◆ What is expected:
Restate the records below word for word.

◆ Entries shown:
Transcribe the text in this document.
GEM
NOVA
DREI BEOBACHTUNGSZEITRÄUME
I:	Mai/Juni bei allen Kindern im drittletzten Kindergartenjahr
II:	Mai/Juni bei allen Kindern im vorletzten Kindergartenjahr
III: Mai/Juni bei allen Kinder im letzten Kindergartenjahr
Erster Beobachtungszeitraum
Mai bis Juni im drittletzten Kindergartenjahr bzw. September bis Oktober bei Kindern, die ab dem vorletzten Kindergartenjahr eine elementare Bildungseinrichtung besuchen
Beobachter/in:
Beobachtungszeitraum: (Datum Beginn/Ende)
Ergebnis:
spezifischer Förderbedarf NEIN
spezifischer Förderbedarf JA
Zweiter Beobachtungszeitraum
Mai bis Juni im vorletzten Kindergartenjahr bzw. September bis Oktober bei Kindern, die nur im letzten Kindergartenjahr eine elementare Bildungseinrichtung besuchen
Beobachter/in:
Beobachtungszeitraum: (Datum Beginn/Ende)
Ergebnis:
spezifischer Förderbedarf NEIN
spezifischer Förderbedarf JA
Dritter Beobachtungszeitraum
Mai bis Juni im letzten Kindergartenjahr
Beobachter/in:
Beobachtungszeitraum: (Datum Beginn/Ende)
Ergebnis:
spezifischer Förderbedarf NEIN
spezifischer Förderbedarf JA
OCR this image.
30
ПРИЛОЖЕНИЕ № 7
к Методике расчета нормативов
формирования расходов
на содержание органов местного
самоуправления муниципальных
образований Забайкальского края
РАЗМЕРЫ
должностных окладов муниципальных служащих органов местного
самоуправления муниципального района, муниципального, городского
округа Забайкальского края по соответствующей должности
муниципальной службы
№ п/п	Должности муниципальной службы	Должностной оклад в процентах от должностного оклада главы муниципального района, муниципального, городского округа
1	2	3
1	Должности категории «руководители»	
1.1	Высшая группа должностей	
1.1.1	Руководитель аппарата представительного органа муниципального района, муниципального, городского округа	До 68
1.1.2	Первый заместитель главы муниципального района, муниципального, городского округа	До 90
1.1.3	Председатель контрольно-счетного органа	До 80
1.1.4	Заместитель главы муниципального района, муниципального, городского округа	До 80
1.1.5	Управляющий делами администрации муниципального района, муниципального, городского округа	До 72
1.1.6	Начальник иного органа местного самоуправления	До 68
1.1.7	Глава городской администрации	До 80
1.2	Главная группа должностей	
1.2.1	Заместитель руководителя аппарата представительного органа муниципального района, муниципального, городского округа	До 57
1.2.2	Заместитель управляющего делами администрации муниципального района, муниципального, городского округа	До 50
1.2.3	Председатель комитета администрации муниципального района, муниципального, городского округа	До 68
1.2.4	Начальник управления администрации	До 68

◆ Answer to the exercise:
Transcribe the text in this document.
GEM
NOVA
DREI BEOBACHTUNGSZEITRÄUME
I:	Mai/Juni bei allen Kindern im drittletzten Kindergartenjahr
II:	Mai/Juni bei allen Kindern im vorletzten Kindergartenjahr
III: Mai/Juni bei allen Kinder im letzten Kindergartenjahr
Erster Beobachtungszeitraum
Mai bis Juni im drittletzten Kindergartenjahr bzw. September bis Oktober bei Kindern, die ab dem vorletzten Kindergartenjahr eine elementare Bildungseinrichtung besuchen
Beobachter/in:
Beobachtungszeitraum: (Datum Beginn/Ende)
Ergebnis:
spezifischer Förderbedarf NEIN
spezifischer Förderbedarf JA
Zweiter Beobachtungszeitraum
Mai bis Juni im vorletzten Kindergartenjahr bzw. September bis Oktober bei Kindern, die nur im letzten Kindergartenjahr eine elementare Bildungseinrichtung besuchen
Beobachter/in:
Beobachtungszeitraum: (Datum Beginn/Ende)
Ergebnis:
spezifischer Förderbedarf NEIN
spezifischer Förderbedarf JA
Dritter Beobachtungszeitraum
Mai bis Juni im letzten Kindergartenjahr
Beobachter/in:
Beobachtungszeitraum: (Datum Beginn/Ende)
Ergebnis:
spezifischer Förderbedarf NEIN
spezifischer Förderbedarf JA
OCR this image.
30
ПРИЛОЖЕНИЕ № 7
к Методике расчета нормативов
формирования расходов
на содержание органов местного
самоуправления муниципальных
образований Забайкальского края
РАЗМЕРЫ
должностных окладов муниципальных служащих органов местного
самоуправления муниципального района, муниципального, городского
округа Забайкальского края по соответствующей должности
муниципальной службы
№ п/п	Должности муниципальной службы	Должностной оклад в процентах от должностного оклада главы муниципального района, муниципального, городского округа
1	2	3
1	Должности категории «руководители»	
1.1	Высшая группа должностей	
1.1.1	Руководитель аппарата представительного органа муниципального района, муниципального, городского округа	До 68
1.1.2	Первый заместитель главы муниципального района, муниципального, городского округа	До 90
1.1.3	Председатель контрольно-счетного органа	До 80
1.1.4	Заместитель главы муниципального района, муниципального, городского округа	До 80
1.1.5	Управляющий делами администрации муниципального района, муниципального, городского округа	До 72
1.1.6	Начальник иного органа местного самоуправления	До 68
1.1.7	Глава городской администрации	До 80
1.2	Главная группа должностей	
1.2.1	Заместитель руководителя аппарата представительного органа муниципального района, муниципального, городского округа	До 57
1.2.2	Заместитель управляющего делами администрации муниципального района, муниципального, городского округа	До 50
1.2.3	Председатель комитета администрации муниципального района, муниципального, городского округа	До 68
1.2.4	Начальник управления администрации	До 68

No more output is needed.